:: Exercise description ::
Search the records that follow and extract every line containing the string "dorsal".

:: Given records ::
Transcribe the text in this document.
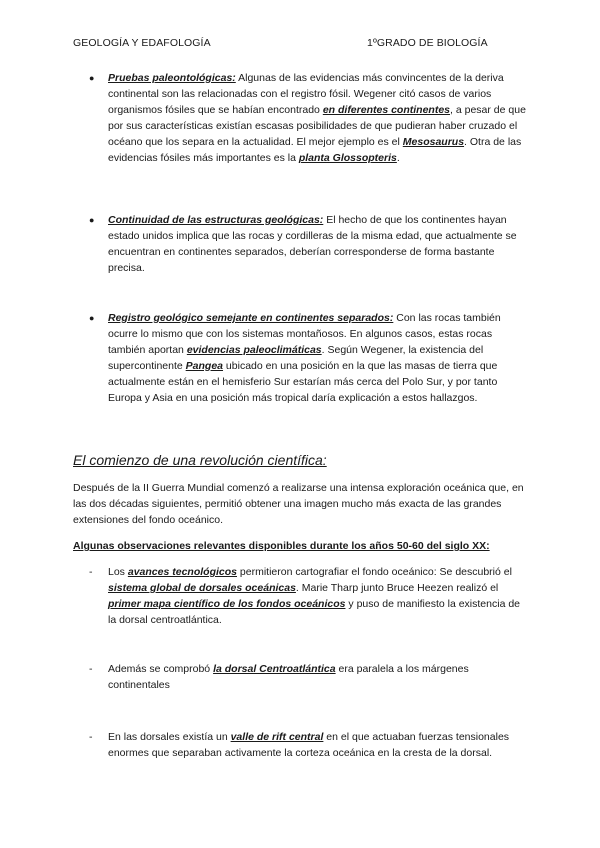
GEOLOGÍA Y EDAFOLOGÍA	1ºGRADO DE BIOLOGÍA
● Pruebas paleontológicas: Algunas de las evidencias más convincentes de la deriva continental son las relacionadas con el registro fósil. Wegener citó casos de varios organismos fósiles que se habían encontrado en diferentes continentes, a pesar de que por sus características existían escasas posibilidades de que pudieran haber cruzado el océano que los separa en la actualidad. El mejor ejemplo es el Mesosaurus. Otra de las evidencias fósiles más importantes es la planta Glossopteris.
● Continuidad de las estructuras geológicas: El hecho de que los continentes hayan estado unidos implica que las rocas y cordilleras de la misma edad, que actualmente se encuentran en continentes separados, deberían corresponderse de forma bastante precisa.
● Registro geológico semejante en continentes separados: Con las rocas también ocurre lo mismo que con los sistemas montañosos. En algunos casos, estas rocas también aportan evidencias paleoclimáticas. Según Wegener, la existencia del supercontinente Pangea ubicado en una posición en la que las masas de tierra que actualmente están en el hemisferio Sur estarían más cerca del Polo Sur, y por tanto Europa y Asia en una posición más tropical daría explicación a estos hallazgos.
El comienzo de una revolución científica:
Después de la II Guerra Mundial comenzó a realizarse una intensa exploración oceánica que, en las dos décadas siguientes, permitió obtener una imagen mucho más exacta de las grandes extensiones del fondo oceánico.
Algunas observaciones relevantes disponibles durante los años 50-60 del siglo XX:
- Los avances tecnológicos permitieron cartografiar el fondo oceánico: Se descubrió el sistema global de dorsales oceánicas. Marie Tharp junto Bruce Heezen realizó el primer mapa científico de los fondos oceánicos y puso de manifiesto la existencia de la dorsal centroatlántica.
- Además se comprobó la dorsal Centroatlántica era paralela a los márgenes continentales
- En las dorsales existía un valle de rift central en el que actuaban fuerzas tensionales enormes que separaban activamente la corteza oceánica en la cresta de la dorsal.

:: Answer to the problem ::
- Los avances tecnológicos permitieron cartografiar el fondo oceánico: Se descubrió el sistema global de dorsales oceánicas. Marie Tharp junto Bruce Heezen realizó el primer mapa científico de los fondos oceánicos y puso de manifiesto la existencia de la dorsal centroatlántica.
- Además se comprobó la dorsal Centroatlántica era paralela a los márgenes continentales
- En las dorsales existía un valle de rift central en el que actuaban fuerzas tensionales enormes que separaban activamente la corteza oceánica en la cresta de la dorsal.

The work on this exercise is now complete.